Health Education Africa Resource Team (HEART), the organization that sponsors the WEEP program, could tell that WEEP was having an impact from watching the remarkable transformations of women who had participated over the years. But they needed a formal program evaluation to be conducted in order to:

  1. find out whether WEEP was successfully improving all outcomes as hoped or just some of them,
  2. learn whether WEEP was having a bigger impact on some kinds of participants compared to others (such as older versus younger mothers or those from rural versus urban areas), and
  3. get the kind of research evidence about the program’s effect that grant funders want to see.

In collaboration with HEART, I conducted a study in three parts. First, I did in-depth interviews with mothers in the WEEP program and recent WEEP graduates to learn how their lives had changed because of WEEP—and which changes they felt were most meaningful. Second, I worked with WEEP participants and HEART staff to create an assessment tool that could be used to evaluate the impact of WEEP in a consistent way over time. Third, HEART staff started using the new assessment tool to measure mothers’ progress in the program from enrollment to the program mid-point to graduation, and I analyzed the data to see to what extent the program was successful and for which outcomes (such as improving health, increasing economic stability, or building empowerment).

■ DATA RECORDS

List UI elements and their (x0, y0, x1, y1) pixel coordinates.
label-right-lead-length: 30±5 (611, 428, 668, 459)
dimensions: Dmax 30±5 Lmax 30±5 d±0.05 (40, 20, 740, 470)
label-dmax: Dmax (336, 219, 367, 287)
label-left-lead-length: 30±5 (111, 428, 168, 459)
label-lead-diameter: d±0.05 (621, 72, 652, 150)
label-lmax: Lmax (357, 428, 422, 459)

■ REQUEST 1
In the excerpt on the WEEP evaluation:
(a) Which organization sponsors the WEEP program?
(b) Which two comparisons between kinds of participants are given as examples?
(c) At which three points did HEART staff measure mothers' progress with the new assessment tool?
■ REQUEST 2
Could you carry on the excerpt on the WEEP evaluation from its final sentence?
The entries have no role in this work.

■ REPLY 1
(a) Health Education Africa Resource Team (HEART)
(b) Older versus younger mothers, and those from rural versus urban areas
(c) At enrollment, at the program mid-point, and at graduation

■ REPLY 2
Analysis and write-up of findings is currently underway, but the results so far are very promising and suggest that the WEEP program is working well. Early results are also suggesting that WEEP could be applicable to other settings and countries where women experience the dual disadvantage of increased HIV rates and barriers to economic stability.

(This summary will be updated once results are finalized)

We could only include mothers who were in the WEEP program in this research, so the results are not as strong as they would have been with a control group (mothers living with HIV in extreme poverty who were not in WEEP). It’s possible that some other supports in women’s lives may have also helped them improve over time in addition to the improvement they experienced from WEEP. Also, while we hope the results of this research can shed light on whether WEEP could be successful in other settings, it’s also possible that the experiences of mothers in this study wouldn’t be applicable to women in other countries.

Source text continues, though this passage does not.